How many lines of the material below contain the string "在阳光下成长的声音"? Answer with the number and nothing else.
======== Raw data
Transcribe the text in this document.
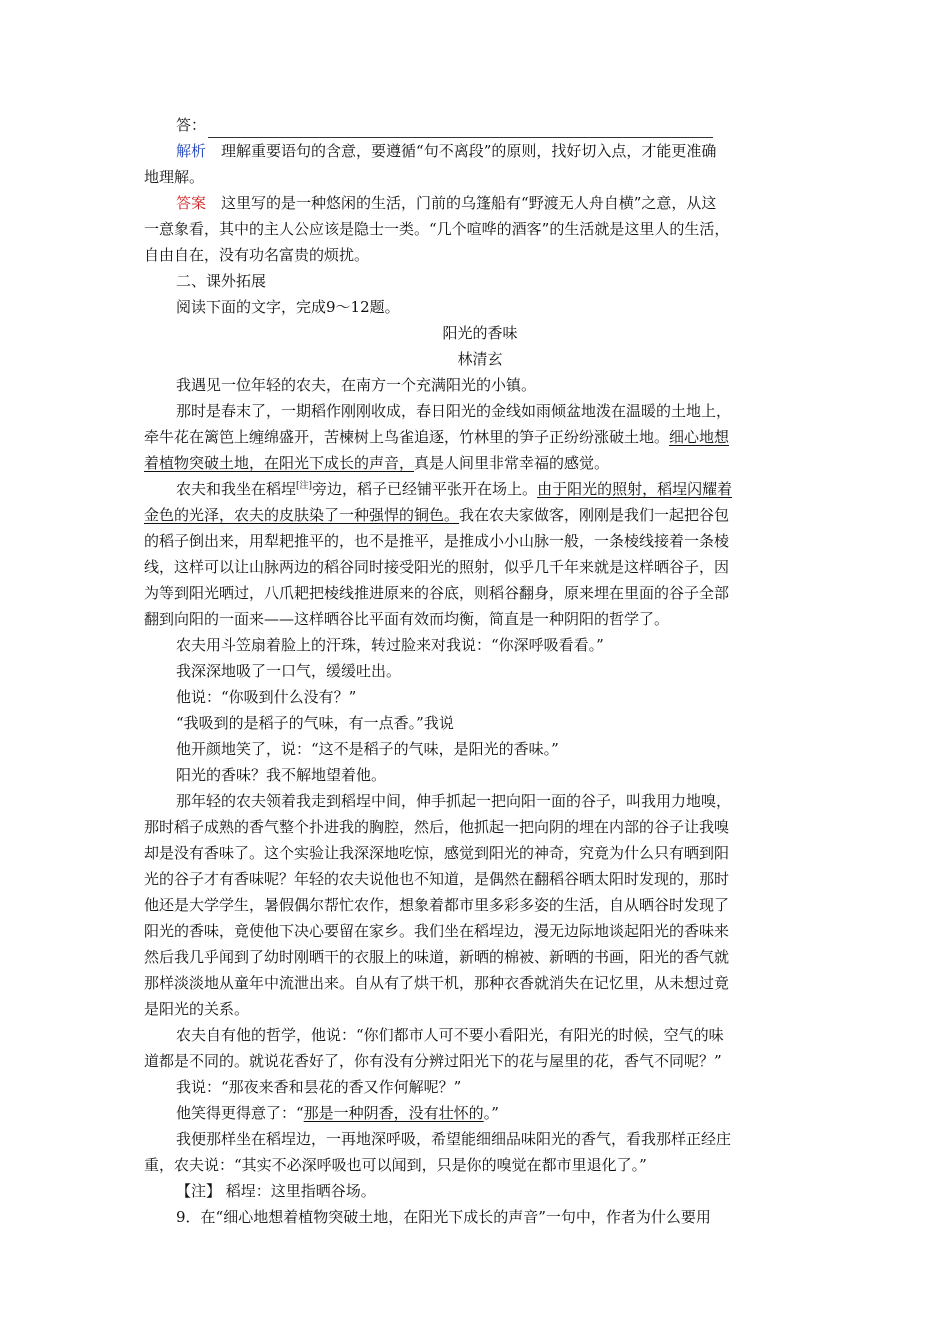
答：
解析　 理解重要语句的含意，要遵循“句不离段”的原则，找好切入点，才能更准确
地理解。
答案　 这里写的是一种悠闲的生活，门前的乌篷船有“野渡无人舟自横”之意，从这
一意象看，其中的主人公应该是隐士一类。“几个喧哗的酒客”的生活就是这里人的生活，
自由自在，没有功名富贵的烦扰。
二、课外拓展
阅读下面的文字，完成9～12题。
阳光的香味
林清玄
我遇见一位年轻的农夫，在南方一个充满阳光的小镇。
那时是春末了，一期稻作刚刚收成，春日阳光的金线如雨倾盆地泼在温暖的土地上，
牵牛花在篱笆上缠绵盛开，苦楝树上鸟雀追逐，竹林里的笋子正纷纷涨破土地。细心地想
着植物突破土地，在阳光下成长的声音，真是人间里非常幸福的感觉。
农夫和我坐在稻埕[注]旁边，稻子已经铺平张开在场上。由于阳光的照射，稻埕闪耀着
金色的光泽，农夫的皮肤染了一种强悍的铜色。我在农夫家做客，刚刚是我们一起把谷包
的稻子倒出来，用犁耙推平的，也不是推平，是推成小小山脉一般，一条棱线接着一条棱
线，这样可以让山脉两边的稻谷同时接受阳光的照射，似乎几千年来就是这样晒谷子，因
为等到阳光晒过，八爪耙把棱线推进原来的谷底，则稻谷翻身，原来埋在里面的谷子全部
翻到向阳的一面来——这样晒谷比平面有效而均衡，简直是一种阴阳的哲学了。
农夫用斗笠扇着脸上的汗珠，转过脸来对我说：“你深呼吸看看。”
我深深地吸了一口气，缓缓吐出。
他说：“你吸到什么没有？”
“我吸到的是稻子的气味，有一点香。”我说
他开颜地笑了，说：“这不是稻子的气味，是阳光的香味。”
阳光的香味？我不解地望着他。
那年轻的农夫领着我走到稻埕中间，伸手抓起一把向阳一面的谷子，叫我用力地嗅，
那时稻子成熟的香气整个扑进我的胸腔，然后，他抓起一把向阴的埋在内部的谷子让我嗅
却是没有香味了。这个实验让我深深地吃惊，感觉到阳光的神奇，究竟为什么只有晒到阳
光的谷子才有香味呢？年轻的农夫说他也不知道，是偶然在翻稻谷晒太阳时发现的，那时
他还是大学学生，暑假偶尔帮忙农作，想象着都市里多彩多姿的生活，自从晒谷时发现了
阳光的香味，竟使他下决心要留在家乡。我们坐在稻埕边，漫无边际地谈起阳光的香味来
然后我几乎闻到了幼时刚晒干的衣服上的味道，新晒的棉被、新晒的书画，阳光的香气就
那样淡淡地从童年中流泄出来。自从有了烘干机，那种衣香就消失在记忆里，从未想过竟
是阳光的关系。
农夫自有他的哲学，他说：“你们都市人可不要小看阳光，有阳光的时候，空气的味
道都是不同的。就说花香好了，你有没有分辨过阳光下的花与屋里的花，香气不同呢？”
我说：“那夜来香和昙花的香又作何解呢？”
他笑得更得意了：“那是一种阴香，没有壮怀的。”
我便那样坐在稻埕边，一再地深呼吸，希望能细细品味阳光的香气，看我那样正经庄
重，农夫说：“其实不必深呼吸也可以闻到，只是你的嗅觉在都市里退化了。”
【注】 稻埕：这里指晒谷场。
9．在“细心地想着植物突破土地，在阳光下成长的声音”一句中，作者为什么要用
================
======== Raw data
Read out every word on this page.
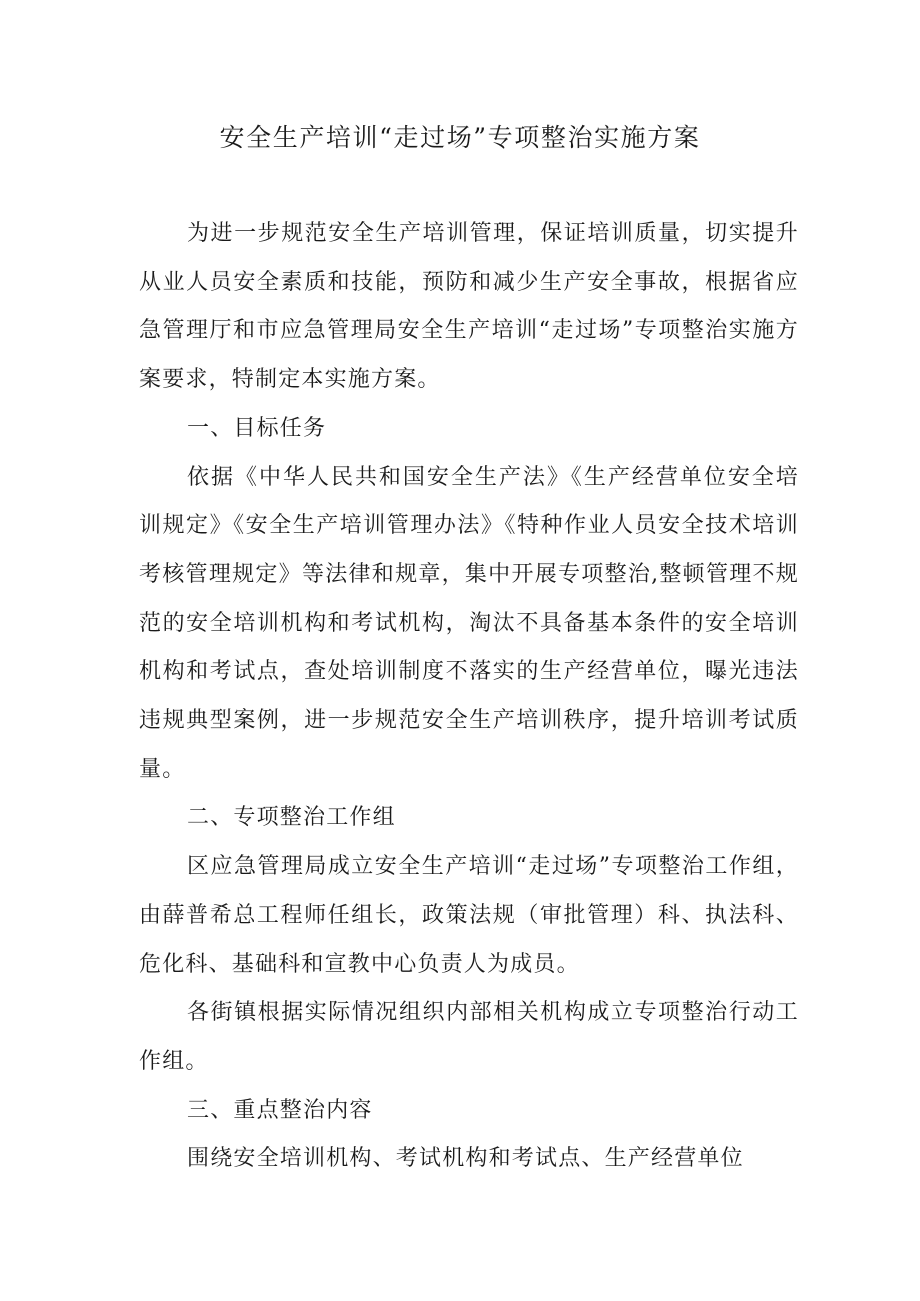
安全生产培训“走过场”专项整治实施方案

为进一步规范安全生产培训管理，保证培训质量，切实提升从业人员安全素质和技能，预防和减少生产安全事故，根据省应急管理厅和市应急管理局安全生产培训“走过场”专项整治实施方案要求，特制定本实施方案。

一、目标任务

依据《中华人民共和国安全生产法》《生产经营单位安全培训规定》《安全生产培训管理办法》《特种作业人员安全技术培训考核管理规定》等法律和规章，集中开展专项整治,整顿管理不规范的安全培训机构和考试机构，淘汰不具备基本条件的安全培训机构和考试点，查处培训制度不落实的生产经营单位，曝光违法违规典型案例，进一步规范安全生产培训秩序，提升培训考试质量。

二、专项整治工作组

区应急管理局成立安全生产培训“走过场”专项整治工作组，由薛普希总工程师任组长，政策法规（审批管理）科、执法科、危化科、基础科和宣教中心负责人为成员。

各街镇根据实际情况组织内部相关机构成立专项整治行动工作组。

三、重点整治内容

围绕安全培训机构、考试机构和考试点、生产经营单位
================
The response: 2